start EXERCISE MATERIALS
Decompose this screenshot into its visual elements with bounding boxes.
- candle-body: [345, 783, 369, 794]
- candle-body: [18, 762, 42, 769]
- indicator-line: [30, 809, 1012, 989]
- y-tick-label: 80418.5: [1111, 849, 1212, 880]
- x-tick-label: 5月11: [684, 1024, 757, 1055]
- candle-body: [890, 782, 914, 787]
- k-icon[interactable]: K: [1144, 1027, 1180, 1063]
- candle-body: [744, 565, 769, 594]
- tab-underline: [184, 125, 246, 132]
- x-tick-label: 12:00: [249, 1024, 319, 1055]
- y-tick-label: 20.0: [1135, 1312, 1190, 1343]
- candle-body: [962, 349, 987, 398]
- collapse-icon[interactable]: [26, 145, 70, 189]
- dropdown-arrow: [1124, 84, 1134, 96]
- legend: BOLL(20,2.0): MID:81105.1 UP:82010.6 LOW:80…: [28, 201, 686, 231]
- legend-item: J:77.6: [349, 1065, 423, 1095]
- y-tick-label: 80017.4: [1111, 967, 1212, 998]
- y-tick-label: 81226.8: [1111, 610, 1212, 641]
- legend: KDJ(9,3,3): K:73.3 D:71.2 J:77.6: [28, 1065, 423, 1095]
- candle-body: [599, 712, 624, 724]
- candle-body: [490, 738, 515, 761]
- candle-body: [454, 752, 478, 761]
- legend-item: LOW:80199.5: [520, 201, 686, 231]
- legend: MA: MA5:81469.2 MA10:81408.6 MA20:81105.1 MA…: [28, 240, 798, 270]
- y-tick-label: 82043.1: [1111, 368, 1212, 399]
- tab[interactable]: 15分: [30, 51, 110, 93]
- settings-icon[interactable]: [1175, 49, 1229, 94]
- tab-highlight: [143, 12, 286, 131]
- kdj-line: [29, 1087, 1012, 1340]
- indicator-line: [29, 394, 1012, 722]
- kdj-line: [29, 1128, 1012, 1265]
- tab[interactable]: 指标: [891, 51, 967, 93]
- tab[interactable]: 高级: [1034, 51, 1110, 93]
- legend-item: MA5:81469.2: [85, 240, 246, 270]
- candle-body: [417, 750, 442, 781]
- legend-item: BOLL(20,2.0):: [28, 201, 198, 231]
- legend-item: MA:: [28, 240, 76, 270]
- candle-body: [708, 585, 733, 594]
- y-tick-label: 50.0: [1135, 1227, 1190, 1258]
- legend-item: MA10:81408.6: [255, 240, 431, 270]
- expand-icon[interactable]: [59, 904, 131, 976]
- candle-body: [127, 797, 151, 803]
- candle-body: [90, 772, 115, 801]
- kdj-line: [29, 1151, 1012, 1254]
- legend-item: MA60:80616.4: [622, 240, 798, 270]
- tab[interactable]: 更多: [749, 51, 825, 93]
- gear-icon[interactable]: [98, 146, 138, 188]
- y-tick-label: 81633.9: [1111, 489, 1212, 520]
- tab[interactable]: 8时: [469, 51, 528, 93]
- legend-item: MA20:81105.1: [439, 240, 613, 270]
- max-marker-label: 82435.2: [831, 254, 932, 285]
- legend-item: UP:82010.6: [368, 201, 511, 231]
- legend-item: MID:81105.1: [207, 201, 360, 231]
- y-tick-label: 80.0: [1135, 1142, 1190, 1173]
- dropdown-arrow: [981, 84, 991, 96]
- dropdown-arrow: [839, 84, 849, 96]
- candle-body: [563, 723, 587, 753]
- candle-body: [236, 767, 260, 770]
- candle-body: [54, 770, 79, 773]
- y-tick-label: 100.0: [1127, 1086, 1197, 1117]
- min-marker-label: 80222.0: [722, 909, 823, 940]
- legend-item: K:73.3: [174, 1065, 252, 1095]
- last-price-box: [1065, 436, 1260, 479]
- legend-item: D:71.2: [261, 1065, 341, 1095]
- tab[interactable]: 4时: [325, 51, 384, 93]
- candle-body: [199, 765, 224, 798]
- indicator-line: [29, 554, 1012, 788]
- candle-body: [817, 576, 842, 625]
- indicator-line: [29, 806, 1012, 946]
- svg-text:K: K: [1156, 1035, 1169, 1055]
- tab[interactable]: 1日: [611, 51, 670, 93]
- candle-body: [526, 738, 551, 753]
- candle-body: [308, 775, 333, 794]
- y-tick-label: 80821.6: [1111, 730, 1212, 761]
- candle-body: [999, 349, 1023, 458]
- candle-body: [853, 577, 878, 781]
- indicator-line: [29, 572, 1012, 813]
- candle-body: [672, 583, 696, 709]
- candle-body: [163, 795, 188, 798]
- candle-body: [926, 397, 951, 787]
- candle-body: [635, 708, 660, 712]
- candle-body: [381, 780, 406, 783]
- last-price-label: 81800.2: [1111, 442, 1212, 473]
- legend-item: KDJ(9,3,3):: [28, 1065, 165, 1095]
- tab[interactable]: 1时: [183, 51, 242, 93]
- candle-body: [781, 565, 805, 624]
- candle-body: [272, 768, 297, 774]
end EXERCISE MATERIALS
■ THE TASK ■
Copy out every line of the records above word for word, with nothing changed.

■ CORRECT ANSWER ■
Decompose this screenshot into its visual elements with bounding boxes.
- candle-body: [345, 783, 369, 794]
- candle-body: [18, 762, 42, 769]
- indicator-line: [30, 809, 1012, 989]
- y-tick-label: 80418.5: [1111, 849, 1212, 880]
- x-tick-label: 5月11: [684, 1024, 757, 1055]
- candle-body: [890, 782, 914, 787]
- k-icon[interactable]: K: [1144, 1027, 1180, 1063]
- candle-body: [744, 565, 769, 594]
- tab-underline: [184, 125, 246, 132]
- x-tick-label: 12:00: [249, 1024, 319, 1055]
- y-tick-label: 20.0: [1135, 1312, 1190, 1343]
- candle-body: [962, 349, 987, 398]
- collapse-icon[interactable]: [26, 145, 70, 189]
- dropdown-arrow: [1124, 84, 1134, 96]
- legend: BOLL(20,2.0): MID:81105.1 UP:82010.6 LOW:80…: [28, 201, 686, 231]
- legend-item: J:77.6: [349, 1065, 423, 1095]
- y-tick-label: 80017.4: [1111, 967, 1212, 998]
- y-tick-label: 81226.8: [1111, 610, 1212, 641]
- legend: KDJ(9,3,3): K:73.3 D:71.2 J:77.6: [28, 1065, 423, 1095]
- candle-body: [599, 712, 624, 724]
- candle-body: [490, 738, 515, 761]
- candle-body: [454, 752, 478, 761]
- legend-item: LOW:80199.5: [520, 201, 686, 231]
- legend: MA: MA5:81469.2 MA10:81408.6 MA20:81105.1 MA…: [28, 240, 798, 270]
- y-tick-label: 82043.1: [1111, 368, 1212, 399]
- tab[interactable]: 15分: [30, 51, 110, 93]
- settings-icon[interactable]: [1175, 49, 1229, 94]
- tab-highlight: [143, 12, 286, 131]
- kdj-line: [29, 1087, 1012, 1340]
- indicator-line: [29, 394, 1012, 722]
- kdj-line: [29, 1128, 1012, 1265]
- tab[interactable]: 指标: [891, 51, 967, 93]
- tab[interactable]: 高级: [1034, 51, 1110, 93]
- legend-item: MA5:81469.2: [85, 240, 246, 270]
- candle-body: [417, 750, 442, 781]
- legend-item: BOLL(20,2.0):: [28, 201, 198, 231]
- legend-item: MA:: [28, 240, 76, 270]
- candle-body: [708, 585, 733, 594]
- y-tick-label: 50.0: [1135, 1227, 1190, 1258]
- legend-item: MA10:81408.6: [255, 240, 431, 270]
- expand-icon[interactable]: [59, 904, 131, 976]
- candle-body: [127, 797, 151, 803]
- candle-body: [90, 772, 115, 801]
- kdj-line: [29, 1151, 1012, 1254]
- legend-item: MA60:80616.4: [622, 240, 798, 270]
- tab[interactable]: 更多: [749, 51, 825, 93]
- gear-icon[interactable]: [98, 146, 138, 188]
- y-tick-label: 81633.9: [1111, 489, 1212, 520]
- tab[interactable]: 8时: [469, 51, 528, 93]
- legend-item: MA20:81105.1: [439, 240, 613, 270]
- max-marker-label: 82435.2: [831, 254, 932, 285]
- legend-item: UP:82010.6: [368, 201, 511, 231]
- legend-item: MID:81105.1: [207, 201, 360, 231]
- y-tick-label: 80.0: [1135, 1142, 1190, 1173]
- dropdown-arrow: [981, 84, 991, 96]
- dropdown-arrow: [839, 84, 849, 96]
- candle-body: [563, 723, 587, 753]
- candle-body: [236, 767, 260, 770]
- candle-body: [54, 770, 79, 773]
- y-tick-label: 100.0: [1127, 1086, 1197, 1117]
- min-marker-label: 80222.0: [722, 909, 823, 940]
- legend-item: K:73.3: [174, 1065, 252, 1095]
- last-price-box: [1065, 436, 1260, 479]
- legend-item: D:71.2: [261, 1065, 341, 1095]
- tab[interactable]: 4时: [325, 51, 384, 93]
- candle-body: [199, 765, 224, 798]
- indicator-line: [29, 554, 1012, 788]
- candle-body: [817, 576, 842, 625]
- indicator-line: [29, 806, 1012, 946]
- svg-text:K: K: [1156, 1035, 1169, 1055]
- tab[interactable]: 1日: [611, 51, 670, 93]
- candle-body: [526, 738, 551, 753]
- candle-body: [308, 775, 333, 794]
- y-tick-label: 80821.6: [1111, 730, 1212, 761]
- candle-body: [999, 349, 1023, 458]
- candle-body: [853, 577, 878, 781]
- indicator-line: [29, 572, 1012, 813]
- candle-body: [672, 583, 696, 709]
- candle-body: [163, 795, 188, 798]
- candle-body: [926, 397, 951, 787]
- candle-body: [635, 708, 660, 712]
- candle-body: [381, 780, 406, 783]
- last-price-label: 81800.2: [1111, 442, 1212, 473]
- legend-item: KDJ(9,3,3):: [28, 1065, 165, 1095]
- tab[interactable]: 1时: [183, 51, 242, 93]
- candle-body: [781, 565, 805, 624]
- candle-body: [272, 768, 297, 774]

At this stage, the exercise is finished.